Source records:
----
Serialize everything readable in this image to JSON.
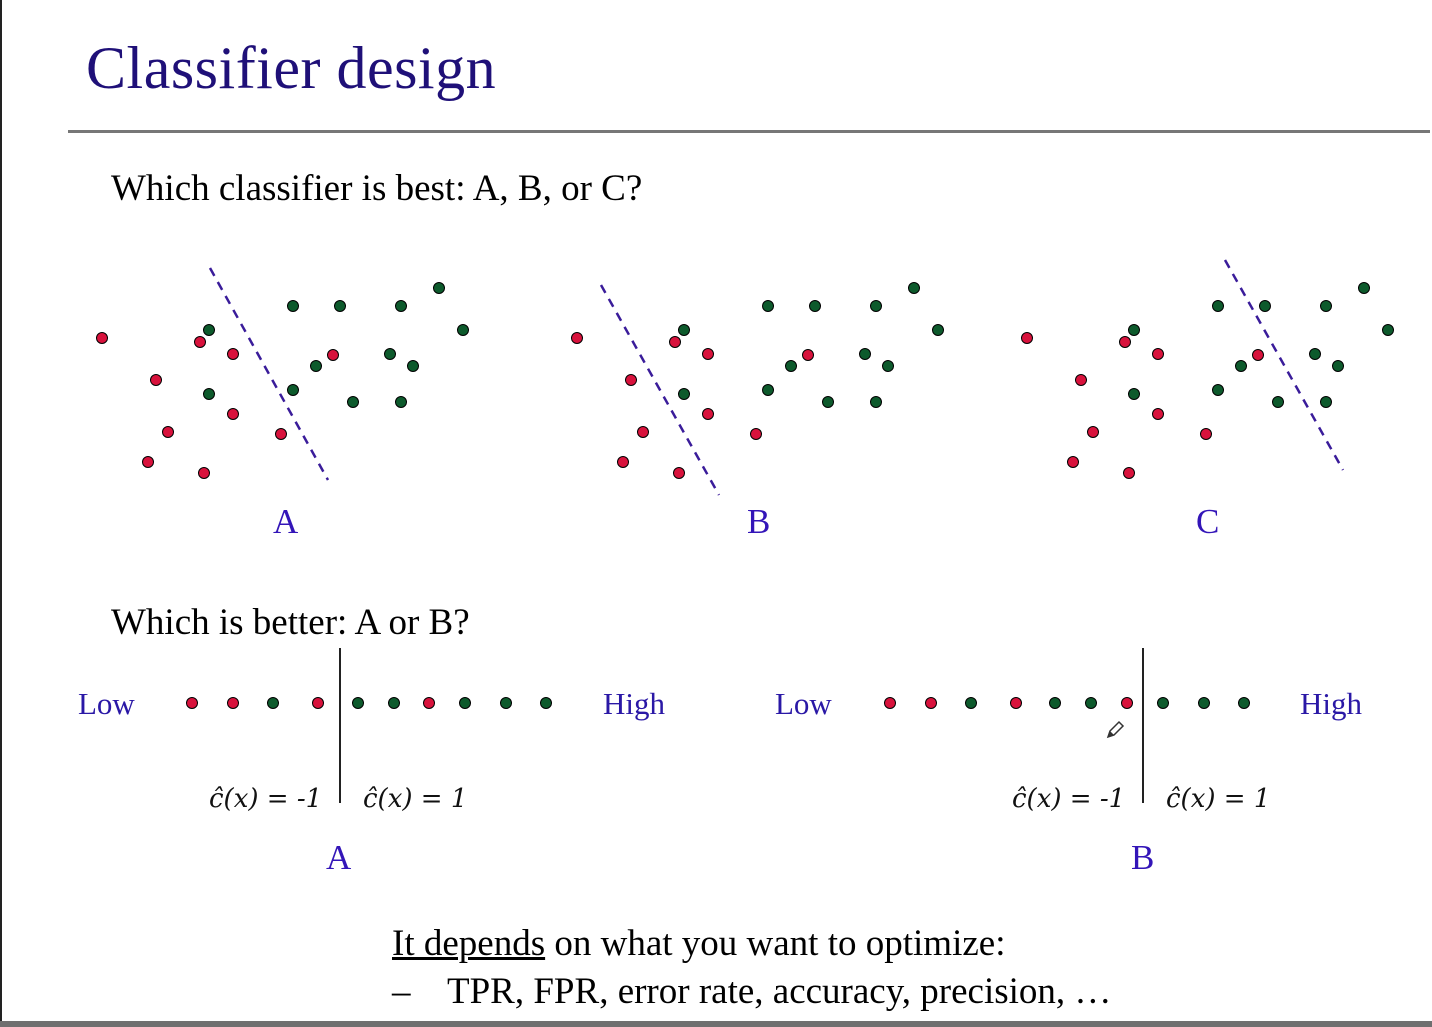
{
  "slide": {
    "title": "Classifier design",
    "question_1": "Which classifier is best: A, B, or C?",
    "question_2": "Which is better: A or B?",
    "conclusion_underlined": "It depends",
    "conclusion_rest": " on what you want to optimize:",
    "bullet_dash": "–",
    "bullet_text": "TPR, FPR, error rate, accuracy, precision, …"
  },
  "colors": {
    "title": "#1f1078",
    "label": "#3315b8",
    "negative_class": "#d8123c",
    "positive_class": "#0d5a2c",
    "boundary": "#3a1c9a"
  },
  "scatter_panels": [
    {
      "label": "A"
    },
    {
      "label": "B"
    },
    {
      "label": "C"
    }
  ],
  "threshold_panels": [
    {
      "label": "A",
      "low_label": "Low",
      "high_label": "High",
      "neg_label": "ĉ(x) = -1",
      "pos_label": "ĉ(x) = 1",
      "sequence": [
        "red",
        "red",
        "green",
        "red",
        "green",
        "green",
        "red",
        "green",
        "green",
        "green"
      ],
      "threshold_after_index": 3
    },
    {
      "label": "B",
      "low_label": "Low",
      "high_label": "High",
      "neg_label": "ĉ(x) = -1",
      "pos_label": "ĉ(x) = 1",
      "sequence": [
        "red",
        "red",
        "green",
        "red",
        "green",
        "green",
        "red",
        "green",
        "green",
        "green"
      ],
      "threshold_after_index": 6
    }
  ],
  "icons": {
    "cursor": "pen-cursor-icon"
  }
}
----
▶ **EXERCISE OBJECTIVE**
Go through the data above and transcribe it in full, omitting any image.

▶ **COMPLETE RESPONSE**
Serialize everything readable in this image to JSON.
{
  "slide": {
    "title": "Classifier design",
    "question_1": "Which classifier is best: A, B, or C?",
    "question_2": "Which is better: A or B?",
    "conclusion_underlined": "It depends",
    "conclusion_rest": " on what you want to optimize:",
    "bullet_dash": "–",
    "bullet_text": "TPR, FPR, error rate, accuracy, precision, …"
  },
  "colors": {
    "title": "#1f1078",
    "label": "#3315b8",
    "negative_class": "#d8123c",
    "positive_class": "#0d5a2c",
    "boundary": "#3a1c9a"
  },
  "scatter_panels": [
    {
      "label": "A"
    },
    {
      "label": "B"
    },
    {
      "label": "C"
    }
  ],
  "threshold_panels": [
    {
      "label": "A",
      "low_label": "Low",
      "high_label": "High",
      "neg_label": "ĉ(x) = -1",
      "pos_label": "ĉ(x) = 1",
      "sequence": [
        "red",
        "red",
        "green",
        "red",
        "green",
        "green",
        "red",
        "green",
        "green",
        "green"
      ],
      "threshold_after_index": 3
    },
    {
      "label": "B",
      "low_label": "Low",
      "high_label": "High",
      "neg_label": "ĉ(x) = -1",
      "pos_label": "ĉ(x) = 1",
      "sequence": [
        "red",
        "red",
        "green",
        "red",
        "green",
        "green",
        "red",
        "green",
        "green",
        "green"
      ],
      "threshold_after_index": 6
    }
  ],
  "icons": {
    "cursor": "pen-cursor-icon"
  }
}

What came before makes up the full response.